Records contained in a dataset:
▼

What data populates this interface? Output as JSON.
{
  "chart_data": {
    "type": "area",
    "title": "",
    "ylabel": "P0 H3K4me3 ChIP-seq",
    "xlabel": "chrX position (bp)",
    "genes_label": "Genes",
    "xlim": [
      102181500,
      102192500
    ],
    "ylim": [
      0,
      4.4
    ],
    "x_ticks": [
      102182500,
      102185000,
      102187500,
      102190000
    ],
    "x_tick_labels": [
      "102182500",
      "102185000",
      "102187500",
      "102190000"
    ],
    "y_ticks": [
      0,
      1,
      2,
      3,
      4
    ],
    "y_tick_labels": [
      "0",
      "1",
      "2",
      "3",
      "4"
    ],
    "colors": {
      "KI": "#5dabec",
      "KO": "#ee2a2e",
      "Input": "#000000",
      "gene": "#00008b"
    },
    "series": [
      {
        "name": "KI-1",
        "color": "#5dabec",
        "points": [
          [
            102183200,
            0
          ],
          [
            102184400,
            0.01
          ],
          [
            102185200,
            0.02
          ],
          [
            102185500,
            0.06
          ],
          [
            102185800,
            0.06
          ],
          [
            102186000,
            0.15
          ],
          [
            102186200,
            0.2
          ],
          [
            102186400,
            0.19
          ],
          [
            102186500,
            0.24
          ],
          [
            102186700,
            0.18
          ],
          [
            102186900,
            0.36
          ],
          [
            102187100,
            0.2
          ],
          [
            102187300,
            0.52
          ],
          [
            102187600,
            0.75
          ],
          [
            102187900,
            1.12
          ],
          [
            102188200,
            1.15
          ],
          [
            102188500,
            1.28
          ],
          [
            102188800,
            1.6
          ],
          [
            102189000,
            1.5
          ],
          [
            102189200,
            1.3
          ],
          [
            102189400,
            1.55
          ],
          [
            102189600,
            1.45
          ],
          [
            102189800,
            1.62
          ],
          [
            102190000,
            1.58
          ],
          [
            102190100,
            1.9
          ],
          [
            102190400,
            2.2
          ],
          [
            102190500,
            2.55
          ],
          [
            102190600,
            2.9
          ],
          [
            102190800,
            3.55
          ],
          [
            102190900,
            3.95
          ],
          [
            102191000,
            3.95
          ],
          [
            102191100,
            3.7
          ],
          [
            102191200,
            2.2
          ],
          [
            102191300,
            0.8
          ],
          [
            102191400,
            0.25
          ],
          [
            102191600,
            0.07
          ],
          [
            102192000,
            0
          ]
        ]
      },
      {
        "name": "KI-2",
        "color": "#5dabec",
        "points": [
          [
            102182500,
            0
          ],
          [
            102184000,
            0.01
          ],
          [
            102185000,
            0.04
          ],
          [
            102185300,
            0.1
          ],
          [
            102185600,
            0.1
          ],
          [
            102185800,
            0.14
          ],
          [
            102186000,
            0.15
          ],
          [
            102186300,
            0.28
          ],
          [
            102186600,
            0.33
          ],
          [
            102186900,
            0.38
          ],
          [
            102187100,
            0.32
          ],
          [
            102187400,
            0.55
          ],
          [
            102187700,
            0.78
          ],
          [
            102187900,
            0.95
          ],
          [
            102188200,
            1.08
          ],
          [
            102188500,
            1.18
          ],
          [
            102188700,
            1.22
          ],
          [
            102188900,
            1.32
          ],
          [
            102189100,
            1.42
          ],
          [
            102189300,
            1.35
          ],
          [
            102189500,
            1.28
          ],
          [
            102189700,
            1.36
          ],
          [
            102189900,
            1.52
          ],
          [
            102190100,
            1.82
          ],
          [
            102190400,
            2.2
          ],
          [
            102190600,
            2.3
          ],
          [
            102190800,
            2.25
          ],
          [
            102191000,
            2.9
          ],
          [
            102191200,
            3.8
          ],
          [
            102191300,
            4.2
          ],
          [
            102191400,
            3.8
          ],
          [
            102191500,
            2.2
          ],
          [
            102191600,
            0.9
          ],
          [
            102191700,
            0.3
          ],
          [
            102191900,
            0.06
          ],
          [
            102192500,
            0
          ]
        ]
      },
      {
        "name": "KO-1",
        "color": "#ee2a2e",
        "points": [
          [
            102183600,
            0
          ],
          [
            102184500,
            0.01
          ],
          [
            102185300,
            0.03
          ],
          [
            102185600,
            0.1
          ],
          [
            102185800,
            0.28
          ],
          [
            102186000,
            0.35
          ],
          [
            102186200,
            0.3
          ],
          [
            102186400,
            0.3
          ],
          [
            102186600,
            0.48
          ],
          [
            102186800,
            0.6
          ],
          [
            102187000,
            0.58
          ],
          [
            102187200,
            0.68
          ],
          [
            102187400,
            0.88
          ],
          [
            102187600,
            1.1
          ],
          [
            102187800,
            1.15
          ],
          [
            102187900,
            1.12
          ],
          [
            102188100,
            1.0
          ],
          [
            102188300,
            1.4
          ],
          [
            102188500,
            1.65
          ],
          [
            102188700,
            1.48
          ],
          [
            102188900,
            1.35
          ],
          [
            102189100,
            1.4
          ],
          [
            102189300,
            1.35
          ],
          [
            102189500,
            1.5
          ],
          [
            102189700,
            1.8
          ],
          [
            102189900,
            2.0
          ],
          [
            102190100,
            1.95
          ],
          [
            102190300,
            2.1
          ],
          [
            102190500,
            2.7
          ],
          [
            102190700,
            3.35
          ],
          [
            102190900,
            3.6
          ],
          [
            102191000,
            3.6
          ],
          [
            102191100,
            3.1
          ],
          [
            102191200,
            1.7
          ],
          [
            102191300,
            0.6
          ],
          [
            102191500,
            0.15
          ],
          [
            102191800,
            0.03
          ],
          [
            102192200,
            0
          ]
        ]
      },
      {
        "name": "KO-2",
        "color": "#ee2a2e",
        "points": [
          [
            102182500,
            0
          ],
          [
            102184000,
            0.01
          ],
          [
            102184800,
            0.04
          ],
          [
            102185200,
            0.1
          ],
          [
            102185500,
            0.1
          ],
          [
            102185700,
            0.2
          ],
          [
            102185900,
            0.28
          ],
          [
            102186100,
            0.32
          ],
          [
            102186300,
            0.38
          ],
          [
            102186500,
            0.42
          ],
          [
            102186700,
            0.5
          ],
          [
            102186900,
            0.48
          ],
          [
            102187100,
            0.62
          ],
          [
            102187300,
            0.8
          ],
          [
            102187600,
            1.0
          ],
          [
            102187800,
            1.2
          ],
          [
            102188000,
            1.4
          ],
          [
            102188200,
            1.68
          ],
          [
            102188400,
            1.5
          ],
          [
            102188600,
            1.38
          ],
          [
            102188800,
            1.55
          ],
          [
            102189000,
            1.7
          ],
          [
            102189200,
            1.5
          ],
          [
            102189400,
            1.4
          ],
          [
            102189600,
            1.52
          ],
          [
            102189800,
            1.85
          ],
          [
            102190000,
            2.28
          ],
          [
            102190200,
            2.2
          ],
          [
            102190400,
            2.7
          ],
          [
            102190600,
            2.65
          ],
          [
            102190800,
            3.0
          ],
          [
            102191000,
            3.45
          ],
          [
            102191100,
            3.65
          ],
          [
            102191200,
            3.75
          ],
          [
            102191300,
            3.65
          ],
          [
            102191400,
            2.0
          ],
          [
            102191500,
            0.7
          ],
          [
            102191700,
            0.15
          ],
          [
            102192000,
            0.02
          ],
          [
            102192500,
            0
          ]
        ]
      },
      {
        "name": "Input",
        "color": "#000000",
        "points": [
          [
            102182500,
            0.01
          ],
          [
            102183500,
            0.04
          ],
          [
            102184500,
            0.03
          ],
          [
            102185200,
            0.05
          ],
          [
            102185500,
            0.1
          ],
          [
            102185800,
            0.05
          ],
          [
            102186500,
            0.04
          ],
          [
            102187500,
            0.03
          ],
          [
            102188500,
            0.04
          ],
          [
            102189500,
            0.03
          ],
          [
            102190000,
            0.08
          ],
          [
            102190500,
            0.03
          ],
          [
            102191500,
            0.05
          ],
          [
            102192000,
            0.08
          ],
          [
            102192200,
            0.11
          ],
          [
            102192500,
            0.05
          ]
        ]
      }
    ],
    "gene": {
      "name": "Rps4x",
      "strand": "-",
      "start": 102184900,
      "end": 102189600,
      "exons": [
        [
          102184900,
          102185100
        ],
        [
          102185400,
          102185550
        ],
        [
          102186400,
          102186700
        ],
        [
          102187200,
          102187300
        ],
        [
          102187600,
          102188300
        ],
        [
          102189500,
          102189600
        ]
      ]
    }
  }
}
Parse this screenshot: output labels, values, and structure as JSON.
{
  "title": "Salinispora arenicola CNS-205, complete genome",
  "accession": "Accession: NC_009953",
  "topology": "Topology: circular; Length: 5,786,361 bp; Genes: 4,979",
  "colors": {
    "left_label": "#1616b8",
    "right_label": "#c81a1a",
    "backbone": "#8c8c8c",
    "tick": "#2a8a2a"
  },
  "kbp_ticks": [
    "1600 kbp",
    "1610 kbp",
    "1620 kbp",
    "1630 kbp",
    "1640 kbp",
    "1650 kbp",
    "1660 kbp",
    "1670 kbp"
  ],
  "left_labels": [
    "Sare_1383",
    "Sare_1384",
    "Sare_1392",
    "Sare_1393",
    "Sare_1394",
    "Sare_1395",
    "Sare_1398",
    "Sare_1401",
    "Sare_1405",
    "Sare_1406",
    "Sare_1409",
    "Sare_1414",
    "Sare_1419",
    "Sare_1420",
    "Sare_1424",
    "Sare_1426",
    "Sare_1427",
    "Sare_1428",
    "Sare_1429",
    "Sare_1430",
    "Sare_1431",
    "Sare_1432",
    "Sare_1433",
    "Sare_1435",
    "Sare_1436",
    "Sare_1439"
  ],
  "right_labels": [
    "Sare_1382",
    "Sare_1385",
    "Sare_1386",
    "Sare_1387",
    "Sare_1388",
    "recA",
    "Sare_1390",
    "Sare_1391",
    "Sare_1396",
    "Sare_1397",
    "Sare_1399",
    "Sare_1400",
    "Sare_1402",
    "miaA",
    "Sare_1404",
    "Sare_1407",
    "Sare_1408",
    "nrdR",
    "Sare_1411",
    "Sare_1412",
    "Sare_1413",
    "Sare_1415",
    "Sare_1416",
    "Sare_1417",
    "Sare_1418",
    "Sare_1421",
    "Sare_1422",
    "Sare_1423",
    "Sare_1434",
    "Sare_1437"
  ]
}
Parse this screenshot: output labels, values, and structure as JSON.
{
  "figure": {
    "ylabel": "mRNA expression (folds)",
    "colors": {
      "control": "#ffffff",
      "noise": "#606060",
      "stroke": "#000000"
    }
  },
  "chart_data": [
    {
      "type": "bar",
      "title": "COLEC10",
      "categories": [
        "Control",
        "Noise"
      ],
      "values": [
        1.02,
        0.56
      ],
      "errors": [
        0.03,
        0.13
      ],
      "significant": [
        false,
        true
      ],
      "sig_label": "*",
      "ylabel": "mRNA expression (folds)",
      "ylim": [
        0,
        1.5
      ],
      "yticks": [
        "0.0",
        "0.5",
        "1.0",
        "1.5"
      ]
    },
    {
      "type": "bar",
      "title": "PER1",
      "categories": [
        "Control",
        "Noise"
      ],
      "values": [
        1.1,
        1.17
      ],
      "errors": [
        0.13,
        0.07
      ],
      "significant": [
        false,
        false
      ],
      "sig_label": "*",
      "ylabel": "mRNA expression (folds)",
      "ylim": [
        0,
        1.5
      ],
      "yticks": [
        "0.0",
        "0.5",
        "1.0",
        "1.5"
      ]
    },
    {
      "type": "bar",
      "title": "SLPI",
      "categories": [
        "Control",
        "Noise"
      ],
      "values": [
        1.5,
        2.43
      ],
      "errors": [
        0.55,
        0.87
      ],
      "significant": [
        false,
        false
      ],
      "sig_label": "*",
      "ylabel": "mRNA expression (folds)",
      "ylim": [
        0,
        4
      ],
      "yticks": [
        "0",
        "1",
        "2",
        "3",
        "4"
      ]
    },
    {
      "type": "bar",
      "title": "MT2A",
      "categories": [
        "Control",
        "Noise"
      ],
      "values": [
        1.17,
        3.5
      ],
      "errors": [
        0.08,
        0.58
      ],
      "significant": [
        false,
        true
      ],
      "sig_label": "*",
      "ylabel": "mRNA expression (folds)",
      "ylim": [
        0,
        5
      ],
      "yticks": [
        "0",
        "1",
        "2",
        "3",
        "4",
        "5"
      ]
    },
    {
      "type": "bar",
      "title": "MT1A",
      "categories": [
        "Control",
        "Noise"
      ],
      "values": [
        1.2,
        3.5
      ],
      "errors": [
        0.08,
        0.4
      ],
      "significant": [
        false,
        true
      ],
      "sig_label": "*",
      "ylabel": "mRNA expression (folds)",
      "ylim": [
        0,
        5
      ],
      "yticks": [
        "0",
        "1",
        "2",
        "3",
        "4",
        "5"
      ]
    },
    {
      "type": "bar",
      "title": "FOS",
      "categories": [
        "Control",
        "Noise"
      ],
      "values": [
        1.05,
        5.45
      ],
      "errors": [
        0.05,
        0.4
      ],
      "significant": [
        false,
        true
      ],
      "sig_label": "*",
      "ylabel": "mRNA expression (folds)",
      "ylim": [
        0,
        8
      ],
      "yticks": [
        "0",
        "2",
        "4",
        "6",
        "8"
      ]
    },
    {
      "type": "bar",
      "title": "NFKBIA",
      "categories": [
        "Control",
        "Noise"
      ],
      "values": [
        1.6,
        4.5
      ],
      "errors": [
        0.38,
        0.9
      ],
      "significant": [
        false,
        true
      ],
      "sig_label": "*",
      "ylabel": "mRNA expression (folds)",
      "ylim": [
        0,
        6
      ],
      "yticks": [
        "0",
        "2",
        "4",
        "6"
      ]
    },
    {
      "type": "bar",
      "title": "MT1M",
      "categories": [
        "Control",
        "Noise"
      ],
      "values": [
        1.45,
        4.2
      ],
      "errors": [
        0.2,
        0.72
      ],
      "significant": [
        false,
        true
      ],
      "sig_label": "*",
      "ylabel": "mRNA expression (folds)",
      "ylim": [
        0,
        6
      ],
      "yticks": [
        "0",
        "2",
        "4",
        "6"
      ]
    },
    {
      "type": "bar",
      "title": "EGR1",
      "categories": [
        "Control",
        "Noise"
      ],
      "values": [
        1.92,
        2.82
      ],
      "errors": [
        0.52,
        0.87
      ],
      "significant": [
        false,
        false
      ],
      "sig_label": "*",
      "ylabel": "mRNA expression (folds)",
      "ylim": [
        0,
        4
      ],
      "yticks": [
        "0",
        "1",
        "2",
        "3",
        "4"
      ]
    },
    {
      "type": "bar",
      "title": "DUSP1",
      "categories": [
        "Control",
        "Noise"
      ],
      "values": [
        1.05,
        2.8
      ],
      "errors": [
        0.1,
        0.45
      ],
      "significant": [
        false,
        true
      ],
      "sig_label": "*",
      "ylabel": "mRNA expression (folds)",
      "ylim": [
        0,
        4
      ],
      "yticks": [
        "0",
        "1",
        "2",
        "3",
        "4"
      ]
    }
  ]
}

▲

## Task to carry out
From the entries, report each line that includes the word "Genes".

## Response area
    "genes_label": "Genes",
  "topology": "Topology: circular; Length: 5,786,361 bp; Genes: 4,979",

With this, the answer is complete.